▶ [Exercise brief] Leave out the pictures and restate the rest of the data exactly.

☆ ☆ ☆

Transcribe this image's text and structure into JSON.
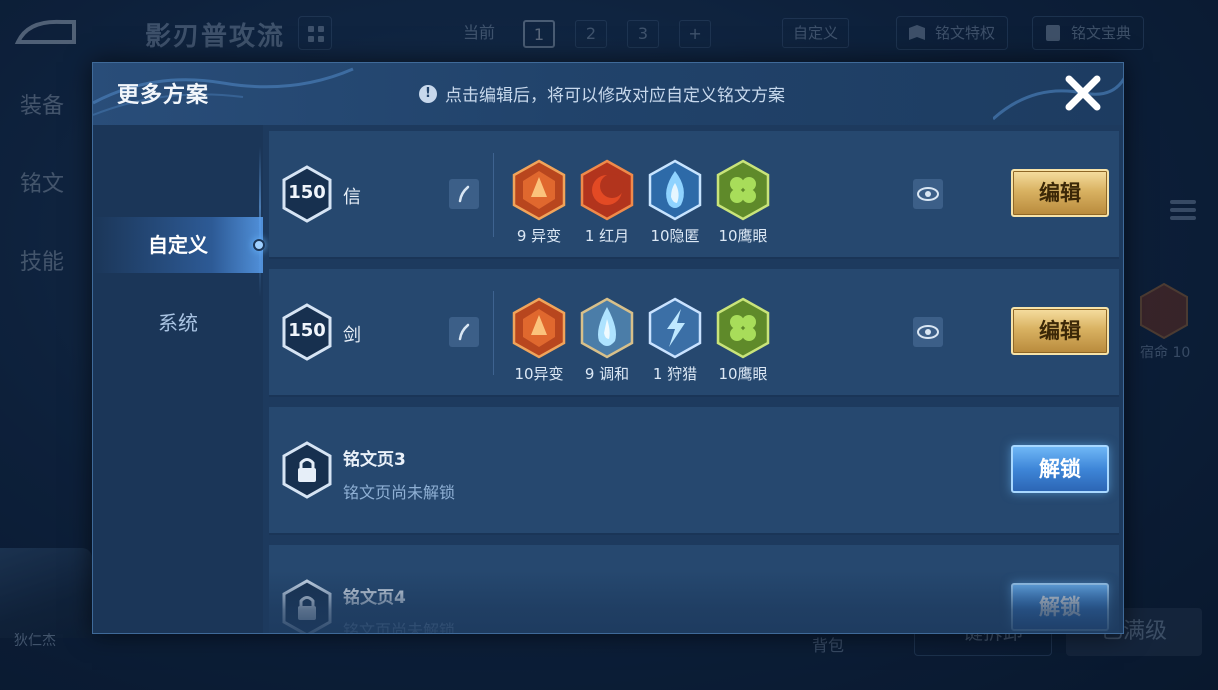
{
  "background": {
    "top_title": "影刃普攻流",
    "page_tabs": [
      "当前",
      "1",
      "2",
      "3",
      "+"
    ],
    "custom_label": "自定义",
    "rune_privilege_label": "铭文特权",
    "rune_guide_label": "铭文宝典",
    "left_tabs": [
      "装备",
      "铭文",
      "技能"
    ],
    "right_rune_label": "宿命 10",
    "hero_name": "狄仁杰",
    "bag_label": "背包",
    "bottom_btn1_label": "一键拆卸",
    "bottom_btn2_label": "已满级"
  },
  "modal": {
    "title": "更多方案",
    "notice": "点击编辑后，将可以修改对应自定义铭文方案",
    "side_nav": [
      "自定义",
      "系统"
    ],
    "plans": [
      {
        "level": "150",
        "name": "信",
        "runes": [
          {
            "label": "9 异变",
            "icon": "red-gem-rune"
          },
          {
            "label": "1 红月",
            "icon": "crescent-moon-rune"
          },
          {
            "label": "10隐匿",
            "icon": "blue-flame-rune"
          },
          {
            "label": "10鹰眼",
            "icon": "green-clover-rune"
          }
        ],
        "edit_label": "编辑"
      },
      {
        "level": "150",
        "name": "剑",
        "runes": [
          {
            "label": "10异变",
            "icon": "red-gem-rune"
          },
          {
            "label": "9 调和",
            "icon": "blue-drop-rune"
          },
          {
            "label": "1 狩猎",
            "icon": "lightning-rune"
          },
          {
            "label": "10鹰眼",
            "icon": "green-clover-rune"
          }
        ],
        "edit_label": "编辑"
      }
    ],
    "locked_pages": [
      {
        "title": "铭文页3",
        "subtitle": "铭文页尚未解锁",
        "unlock_label": "解锁"
      },
      {
        "title": "铭文页4",
        "subtitle": "铭文页尚未解锁",
        "unlock_label": "解锁"
      }
    ]
  }
}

☆ ☆ ☆

▶ [Full solution]
Transcribe this image's text and structure into JSON.
{
  "background": {
    "top_title": "影刃普攻流",
    "page_tabs": [
      "当前",
      "1",
      "2",
      "3",
      "+"
    ],
    "custom_label": "自定义",
    "rune_privilege_label": "铭文特权",
    "rune_guide_label": "铭文宝典",
    "left_tabs": [
      "装备",
      "铭文",
      "技能"
    ],
    "right_rune_label": "宿命 10",
    "hero_name": "狄仁杰",
    "bag_label": "背包",
    "bottom_btn1_label": "一键拆卸",
    "bottom_btn2_label": "已满级"
  },
  "modal": {
    "title": "更多方案",
    "notice": "点击编辑后，将可以修改对应自定义铭文方案",
    "side_nav": [
      "自定义",
      "系统"
    ],
    "plans": [
      {
        "level": "150",
        "name": "信",
        "runes": [
          {
            "label": "9 异变",
            "icon": "red-gem-rune"
          },
          {
            "label": "1 红月",
            "icon": "crescent-moon-rune"
          },
          {
            "label": "10隐匿",
            "icon": "blue-flame-rune"
          },
          {
            "label": "10鹰眼",
            "icon": "green-clover-rune"
          }
        ],
        "edit_label": "编辑"
      },
      {
        "level": "150",
        "name": "剑",
        "runes": [
          {
            "label": "10异变",
            "icon": "red-gem-rune"
          },
          {
            "label": "9 调和",
            "icon": "blue-drop-rune"
          },
          {
            "label": "1 狩猎",
            "icon": "lightning-rune"
          },
          {
            "label": "10鹰眼",
            "icon": "green-clover-rune"
          }
        ],
        "edit_label": "编辑"
      }
    ],
    "locked_pages": [
      {
        "title": "铭文页3",
        "subtitle": "铭文页尚未解锁",
        "unlock_label": "解锁"
      },
      {
        "title": "铭文页4",
        "subtitle": "铭文页尚未解锁",
        "unlock_label": "解锁"
      }
    ]
  }
}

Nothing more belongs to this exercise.